Collected data entries
######

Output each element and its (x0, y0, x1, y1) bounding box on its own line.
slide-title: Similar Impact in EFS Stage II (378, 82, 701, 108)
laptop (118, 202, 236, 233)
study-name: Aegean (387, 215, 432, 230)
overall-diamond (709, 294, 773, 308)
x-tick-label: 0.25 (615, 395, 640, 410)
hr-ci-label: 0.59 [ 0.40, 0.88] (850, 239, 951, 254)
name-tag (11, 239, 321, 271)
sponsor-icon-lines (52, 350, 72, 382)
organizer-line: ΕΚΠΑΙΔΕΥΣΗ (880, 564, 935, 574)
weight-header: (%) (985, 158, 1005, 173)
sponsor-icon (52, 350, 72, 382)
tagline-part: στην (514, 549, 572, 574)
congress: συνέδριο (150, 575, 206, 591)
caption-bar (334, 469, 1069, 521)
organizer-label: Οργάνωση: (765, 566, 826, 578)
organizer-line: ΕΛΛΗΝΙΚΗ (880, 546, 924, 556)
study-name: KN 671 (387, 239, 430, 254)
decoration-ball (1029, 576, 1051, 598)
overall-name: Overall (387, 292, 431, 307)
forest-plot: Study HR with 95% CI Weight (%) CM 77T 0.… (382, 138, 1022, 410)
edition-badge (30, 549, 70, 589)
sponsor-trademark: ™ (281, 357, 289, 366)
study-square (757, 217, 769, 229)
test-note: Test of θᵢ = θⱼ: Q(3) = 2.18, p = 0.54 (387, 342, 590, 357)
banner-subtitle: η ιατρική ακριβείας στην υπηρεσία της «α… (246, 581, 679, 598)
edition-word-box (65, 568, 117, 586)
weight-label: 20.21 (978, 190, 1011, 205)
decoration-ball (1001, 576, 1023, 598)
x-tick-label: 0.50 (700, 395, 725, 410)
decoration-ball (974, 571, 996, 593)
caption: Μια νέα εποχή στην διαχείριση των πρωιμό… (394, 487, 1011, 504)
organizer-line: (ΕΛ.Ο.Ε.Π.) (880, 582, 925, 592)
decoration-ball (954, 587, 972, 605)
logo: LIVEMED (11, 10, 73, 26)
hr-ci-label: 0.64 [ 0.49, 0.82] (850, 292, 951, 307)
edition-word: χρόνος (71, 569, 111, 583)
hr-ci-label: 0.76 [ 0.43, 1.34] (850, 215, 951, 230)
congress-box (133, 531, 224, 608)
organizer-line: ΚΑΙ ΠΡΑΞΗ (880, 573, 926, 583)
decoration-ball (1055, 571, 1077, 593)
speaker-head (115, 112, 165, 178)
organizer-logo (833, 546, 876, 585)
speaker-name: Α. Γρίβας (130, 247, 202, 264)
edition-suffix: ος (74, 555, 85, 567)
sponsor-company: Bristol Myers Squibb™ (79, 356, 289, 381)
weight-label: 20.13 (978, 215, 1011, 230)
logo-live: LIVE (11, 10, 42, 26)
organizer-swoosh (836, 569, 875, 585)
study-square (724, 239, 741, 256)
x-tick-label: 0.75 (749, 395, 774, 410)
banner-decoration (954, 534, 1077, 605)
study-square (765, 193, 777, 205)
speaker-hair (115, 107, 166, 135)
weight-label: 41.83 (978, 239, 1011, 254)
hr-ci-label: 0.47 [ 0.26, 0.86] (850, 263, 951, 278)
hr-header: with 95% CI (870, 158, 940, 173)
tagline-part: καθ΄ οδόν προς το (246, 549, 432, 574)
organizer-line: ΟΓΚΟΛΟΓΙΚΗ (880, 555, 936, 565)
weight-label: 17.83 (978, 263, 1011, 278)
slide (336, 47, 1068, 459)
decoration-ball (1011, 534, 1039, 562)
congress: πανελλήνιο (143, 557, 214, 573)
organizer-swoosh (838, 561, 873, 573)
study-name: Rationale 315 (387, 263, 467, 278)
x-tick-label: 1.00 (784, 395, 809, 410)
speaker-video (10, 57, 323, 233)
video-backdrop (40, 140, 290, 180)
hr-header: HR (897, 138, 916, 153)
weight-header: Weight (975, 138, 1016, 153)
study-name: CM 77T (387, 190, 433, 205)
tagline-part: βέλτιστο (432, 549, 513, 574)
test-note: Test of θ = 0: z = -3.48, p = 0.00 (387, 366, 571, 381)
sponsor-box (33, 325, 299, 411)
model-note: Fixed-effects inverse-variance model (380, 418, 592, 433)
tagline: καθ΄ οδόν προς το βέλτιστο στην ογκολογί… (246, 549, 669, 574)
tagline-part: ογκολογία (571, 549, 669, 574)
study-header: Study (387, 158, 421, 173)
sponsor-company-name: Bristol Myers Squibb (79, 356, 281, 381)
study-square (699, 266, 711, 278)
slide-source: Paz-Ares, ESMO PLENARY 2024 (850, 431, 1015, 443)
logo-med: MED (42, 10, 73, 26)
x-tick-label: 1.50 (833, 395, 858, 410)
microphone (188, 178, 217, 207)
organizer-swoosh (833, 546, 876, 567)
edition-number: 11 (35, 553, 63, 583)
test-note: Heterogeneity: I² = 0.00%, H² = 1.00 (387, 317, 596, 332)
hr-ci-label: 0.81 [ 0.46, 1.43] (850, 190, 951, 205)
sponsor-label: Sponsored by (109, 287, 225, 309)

######

● **Challenge**
Quote the stretch from the first line of the data through the line containing "decoration-ball (954, 587, 972, 605)", both included, with each line unchanged.

● **Exercise output**
Output each element and its (x0, y0, x1, y1) bounding box on its own line.
slide-title: Similar Impact in EFS Stage II (378, 82, 701, 108)
laptop (118, 202, 236, 233)
study-name: Aegean (387, 215, 432, 230)
overall-diamond (709, 294, 773, 308)
x-tick-label: 0.25 (615, 395, 640, 410)
hr-ci-label: 0.59 [ 0.40, 0.88] (850, 239, 951, 254)
name-tag (11, 239, 321, 271)
sponsor-icon-lines (52, 350, 72, 382)
organizer-line: ΕΚΠΑΙΔΕΥΣΗ (880, 564, 935, 574)
weight-header: (%) (985, 158, 1005, 173)
sponsor-icon (52, 350, 72, 382)
tagline-part: στην (514, 549, 572, 574)
congress: συνέδριο (150, 575, 206, 591)
caption-bar (334, 469, 1069, 521)
organizer-label: Οργάνωση: (765, 566, 826, 578)
organizer-line: ΕΛΛΗΝΙΚΗ (880, 546, 924, 556)
study-name: KN 671 (387, 239, 430, 254)
decoration-ball (1029, 576, 1051, 598)
overall-name: Overall (387, 292, 431, 307)
forest-plot: Study HR with 95% CI Weight (%) CM 77T 0.… (382, 138, 1022, 410)
edition-badge (30, 549, 70, 589)
sponsor-trademark: ™ (281, 357, 289, 366)
study-square (757, 217, 769, 229)
test-note: Test of θᵢ = θⱼ: Q(3) = 2.18, p = 0.54 (387, 342, 590, 357)
banner-subtitle: η ιατρική ακριβείας στην υπηρεσία της «α… (246, 581, 679, 598)
edition-word-box (65, 568, 117, 586)
weight-label: 20.21 (978, 190, 1011, 205)
decoration-ball (1001, 576, 1023, 598)
x-tick-label: 0.50 (700, 395, 725, 410)
decoration-ball (974, 571, 996, 593)
caption: Μια νέα εποχή στην διαχείριση των πρωιμό… (394, 487, 1011, 504)
organizer-line: (ΕΛ.Ο.Ε.Π.) (880, 582, 925, 592)
decoration-ball (954, 587, 972, 605)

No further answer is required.